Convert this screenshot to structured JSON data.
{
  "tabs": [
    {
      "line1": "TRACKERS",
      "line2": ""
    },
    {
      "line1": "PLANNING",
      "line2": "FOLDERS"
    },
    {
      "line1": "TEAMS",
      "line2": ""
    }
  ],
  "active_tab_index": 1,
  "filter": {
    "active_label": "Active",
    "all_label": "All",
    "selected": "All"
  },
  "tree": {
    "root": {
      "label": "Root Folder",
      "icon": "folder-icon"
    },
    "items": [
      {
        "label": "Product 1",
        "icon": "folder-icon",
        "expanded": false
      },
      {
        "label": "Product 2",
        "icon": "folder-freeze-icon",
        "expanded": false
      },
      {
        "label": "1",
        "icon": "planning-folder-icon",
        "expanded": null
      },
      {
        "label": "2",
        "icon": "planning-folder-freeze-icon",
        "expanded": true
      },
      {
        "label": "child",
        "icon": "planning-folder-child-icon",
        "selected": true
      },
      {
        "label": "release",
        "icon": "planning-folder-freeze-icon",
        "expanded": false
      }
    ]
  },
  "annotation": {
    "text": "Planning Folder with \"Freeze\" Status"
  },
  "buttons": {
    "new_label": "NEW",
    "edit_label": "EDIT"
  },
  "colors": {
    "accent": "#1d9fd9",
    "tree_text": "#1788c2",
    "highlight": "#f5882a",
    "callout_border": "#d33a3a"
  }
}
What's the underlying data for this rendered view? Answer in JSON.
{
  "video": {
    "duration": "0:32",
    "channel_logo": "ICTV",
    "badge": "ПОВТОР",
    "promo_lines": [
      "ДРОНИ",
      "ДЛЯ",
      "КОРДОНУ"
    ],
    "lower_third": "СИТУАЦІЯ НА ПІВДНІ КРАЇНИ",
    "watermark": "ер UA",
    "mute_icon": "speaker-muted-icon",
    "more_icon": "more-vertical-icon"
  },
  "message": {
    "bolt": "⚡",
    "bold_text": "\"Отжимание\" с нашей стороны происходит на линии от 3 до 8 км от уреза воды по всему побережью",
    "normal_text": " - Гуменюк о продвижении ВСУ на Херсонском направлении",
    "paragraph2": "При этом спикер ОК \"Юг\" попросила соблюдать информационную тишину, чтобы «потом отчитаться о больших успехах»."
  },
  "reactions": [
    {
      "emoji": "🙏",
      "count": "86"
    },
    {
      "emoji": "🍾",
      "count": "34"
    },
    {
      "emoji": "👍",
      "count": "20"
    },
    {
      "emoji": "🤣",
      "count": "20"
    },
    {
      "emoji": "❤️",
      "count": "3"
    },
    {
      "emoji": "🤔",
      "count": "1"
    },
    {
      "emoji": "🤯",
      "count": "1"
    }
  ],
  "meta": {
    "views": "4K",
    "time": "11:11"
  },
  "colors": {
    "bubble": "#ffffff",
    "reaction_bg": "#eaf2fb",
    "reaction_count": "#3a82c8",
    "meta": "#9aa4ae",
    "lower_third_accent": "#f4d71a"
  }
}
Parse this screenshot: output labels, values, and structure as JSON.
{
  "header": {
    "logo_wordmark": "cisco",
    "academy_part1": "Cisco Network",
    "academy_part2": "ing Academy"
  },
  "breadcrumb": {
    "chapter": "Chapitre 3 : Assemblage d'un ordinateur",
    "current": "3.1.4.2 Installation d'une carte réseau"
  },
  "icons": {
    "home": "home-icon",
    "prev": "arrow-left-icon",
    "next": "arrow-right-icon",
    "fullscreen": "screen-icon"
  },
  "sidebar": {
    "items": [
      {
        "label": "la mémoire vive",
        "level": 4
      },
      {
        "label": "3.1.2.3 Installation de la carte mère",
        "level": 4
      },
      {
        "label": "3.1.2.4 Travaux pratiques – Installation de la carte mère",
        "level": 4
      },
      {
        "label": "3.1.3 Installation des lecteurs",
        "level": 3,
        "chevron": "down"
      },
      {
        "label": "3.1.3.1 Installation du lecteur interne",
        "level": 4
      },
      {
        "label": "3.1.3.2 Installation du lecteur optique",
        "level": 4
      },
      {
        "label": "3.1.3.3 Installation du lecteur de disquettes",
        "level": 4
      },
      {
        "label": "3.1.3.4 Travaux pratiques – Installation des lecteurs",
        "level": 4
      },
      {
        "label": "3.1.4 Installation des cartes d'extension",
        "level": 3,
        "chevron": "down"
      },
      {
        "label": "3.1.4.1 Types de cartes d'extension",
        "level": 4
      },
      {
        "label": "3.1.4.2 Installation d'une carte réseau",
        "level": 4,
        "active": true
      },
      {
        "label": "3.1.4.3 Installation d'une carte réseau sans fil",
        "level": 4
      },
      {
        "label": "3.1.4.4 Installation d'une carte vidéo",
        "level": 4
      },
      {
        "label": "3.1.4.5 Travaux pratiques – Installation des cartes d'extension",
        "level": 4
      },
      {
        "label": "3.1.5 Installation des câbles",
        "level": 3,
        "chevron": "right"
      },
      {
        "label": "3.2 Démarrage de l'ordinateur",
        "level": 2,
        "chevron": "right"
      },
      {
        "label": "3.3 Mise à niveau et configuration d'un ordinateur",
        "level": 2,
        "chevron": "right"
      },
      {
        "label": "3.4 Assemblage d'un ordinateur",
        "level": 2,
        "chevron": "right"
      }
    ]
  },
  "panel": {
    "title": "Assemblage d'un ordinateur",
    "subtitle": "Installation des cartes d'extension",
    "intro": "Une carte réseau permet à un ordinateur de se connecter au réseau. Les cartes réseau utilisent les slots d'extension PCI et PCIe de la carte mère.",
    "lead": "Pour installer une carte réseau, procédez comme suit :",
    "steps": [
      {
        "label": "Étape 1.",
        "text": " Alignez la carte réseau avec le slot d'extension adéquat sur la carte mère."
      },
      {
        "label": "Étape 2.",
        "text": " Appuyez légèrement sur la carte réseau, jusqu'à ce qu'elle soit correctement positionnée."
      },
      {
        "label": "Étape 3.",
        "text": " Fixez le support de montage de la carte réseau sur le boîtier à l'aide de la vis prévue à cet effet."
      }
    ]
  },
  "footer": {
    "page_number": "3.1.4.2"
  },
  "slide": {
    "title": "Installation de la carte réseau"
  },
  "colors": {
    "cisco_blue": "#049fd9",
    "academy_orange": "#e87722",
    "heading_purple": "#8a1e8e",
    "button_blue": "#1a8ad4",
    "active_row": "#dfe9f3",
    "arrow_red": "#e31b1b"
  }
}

=== What is required ===
Scan the material above. Copy each line that holds the word "Assemblage".

=== Exercise solution ===
    "chapter": "Chapitre 3 : Assemblage d'un ordinateur",
        "label": "3.4 Assemblage d'un ordinateur",
    "title": "Assemblage d'un ordinateur",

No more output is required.